#### WHAT THE EXERCISE ASKS:
Copy every line of the entries below word for word, leaving out the pictures.

┌──

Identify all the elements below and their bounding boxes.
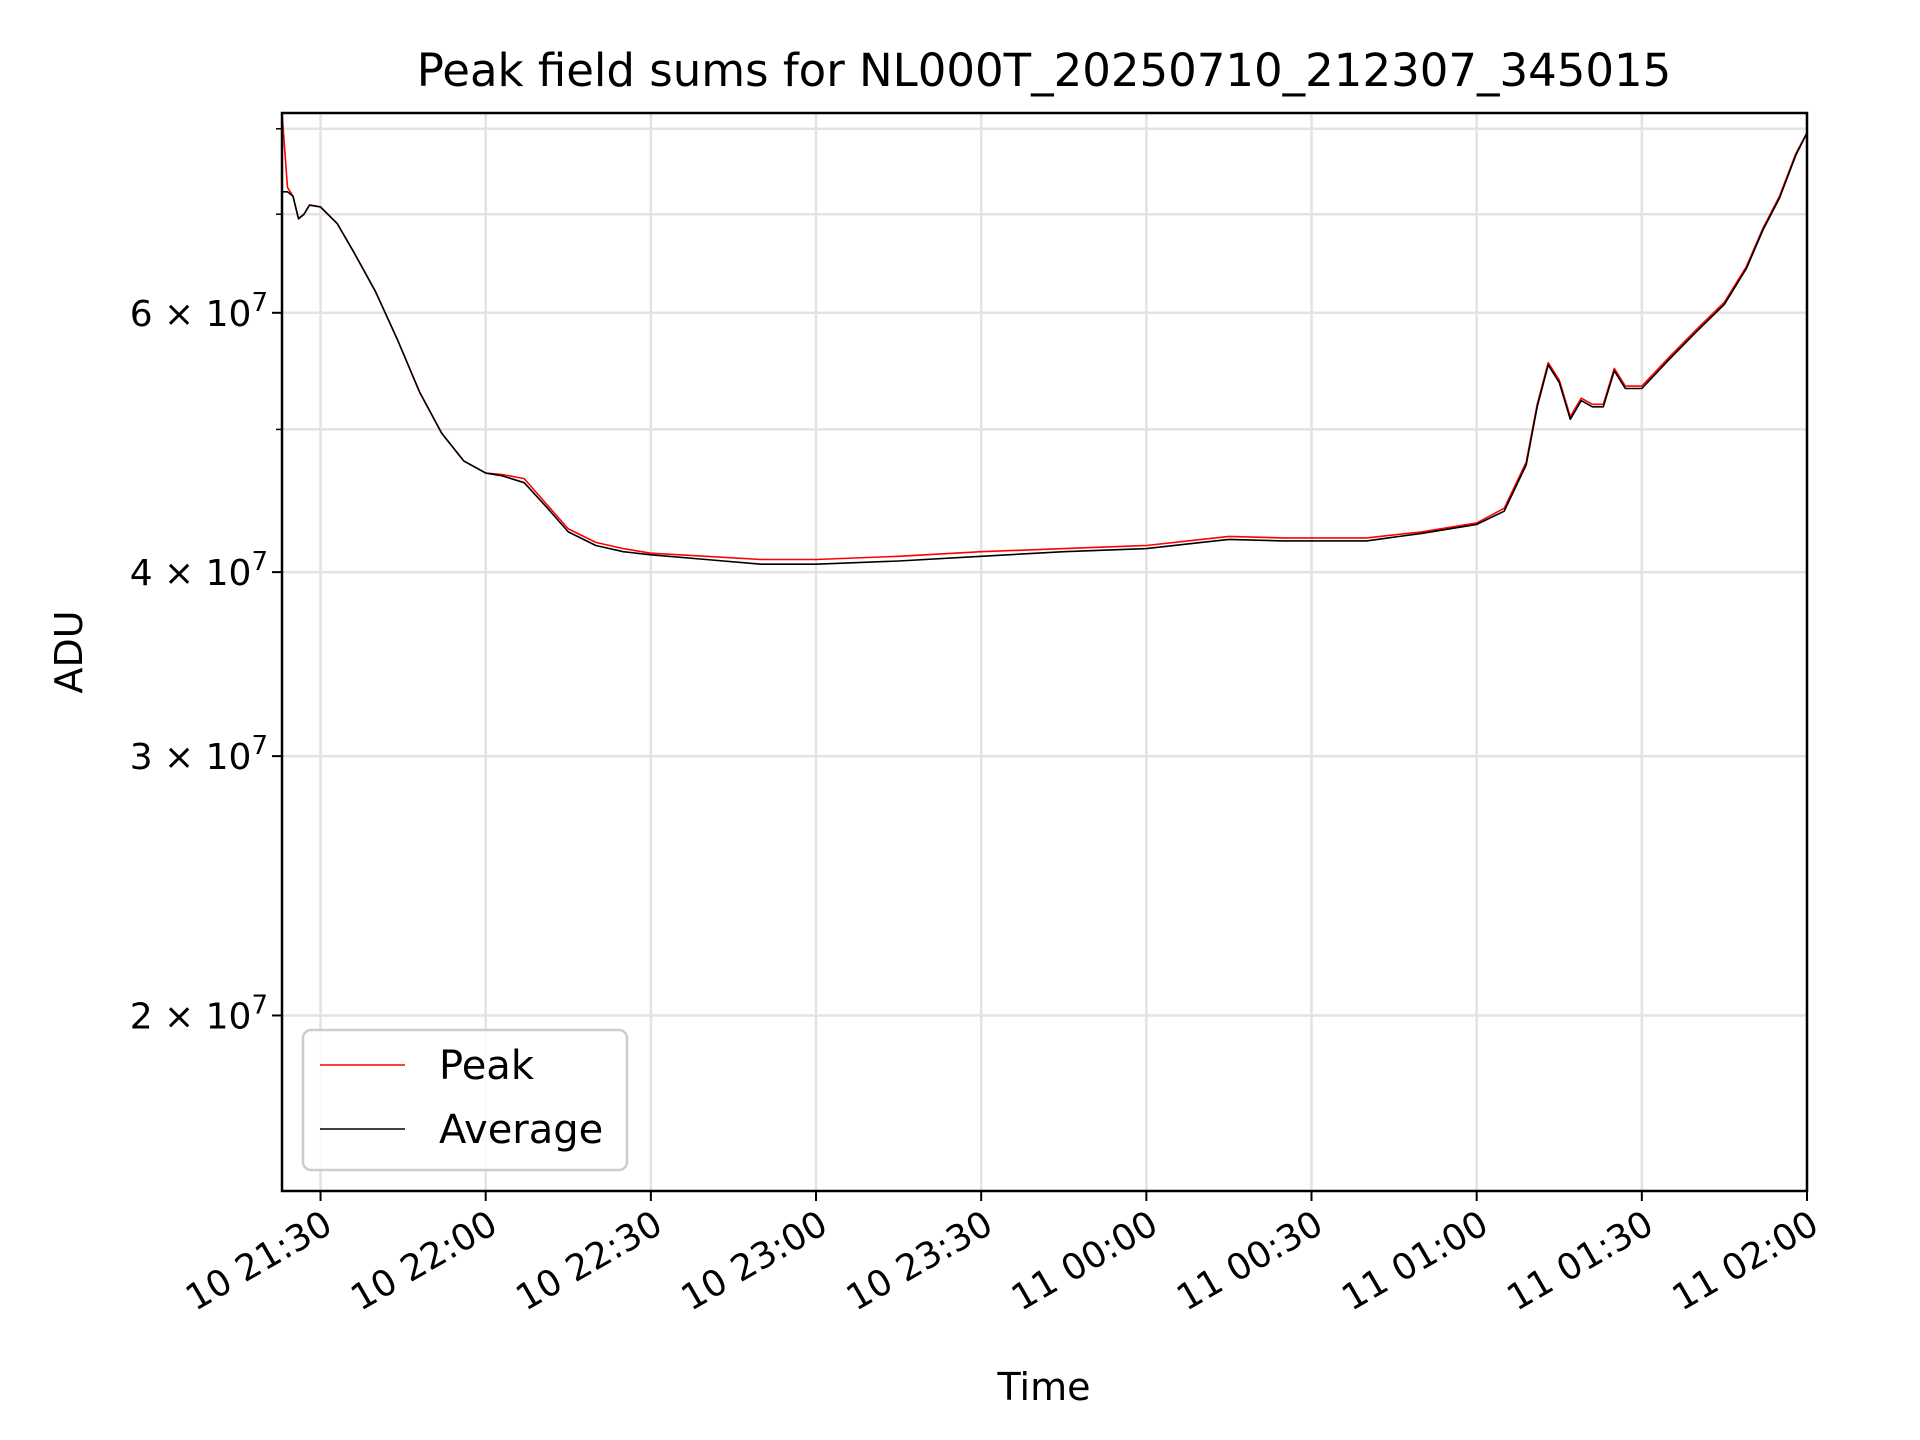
y-tick-label: 6 × 107: [130, 288, 268, 335]
grid: [282, 113, 1809, 1191]
chart-title: Peak field sums for NL000T_20250710_2123…: [417, 44, 1672, 97]
legend-label-average: Average: [439, 1107, 603, 1153]
series-line-average: [281, 132, 1808, 1191]
plot-frame: [280, 111, 1809, 1193]
series-layer: [281, 112, 1808, 1191]
y-axis: 2 × 107 3 × 107 4 × 107 6 × 107: [130, 128, 282, 1037]
x-axis-label: Time: [997, 1365, 1091, 1409]
y-tick-label: 4 × 107: [130, 547, 268, 594]
y-axis-label: ADU: [47, 610, 91, 693]
legend-label-peak: Peak: [439, 1043, 535, 1089]
legend: Peak Average: [301, 1028, 629, 1172]
y-tick-label: 3 × 107: [130, 731, 268, 778]
y-tick-label: 2 × 107: [130, 990, 268, 1037]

└──

#### WRITTEN RESPONSE:
Identify all the elements below and their bounding boxes.
y-tick-label: 6 × 107: [130, 288, 268, 335]
grid: [282, 113, 1809, 1191]
chart-title: Peak field sums for NL000T_20250710_2123…: [417, 44, 1672, 97]
legend-label-average: Average: [439, 1107, 603, 1153]
series-line-average: [281, 132, 1808, 1191]
plot-frame: [280, 111, 1809, 1193]
series-layer: [281, 112, 1808, 1191]
y-axis: 2 × 107 3 × 107 4 × 107 6 × 107: [130, 128, 282, 1037]
x-axis-label: Time: [997, 1365, 1091, 1409]
y-tick-label: 4 × 107: [130, 547, 268, 594]
y-axis-label: ADU: [47, 610, 91, 693]
legend-label-peak: Peak: [439, 1043, 535, 1089]
legend: Peak Average: [301, 1028, 629, 1172]
y-tick-label: 3 × 107: [130, 731, 268, 778]
y-tick-label: 2 × 107: [130, 990, 268, 1037]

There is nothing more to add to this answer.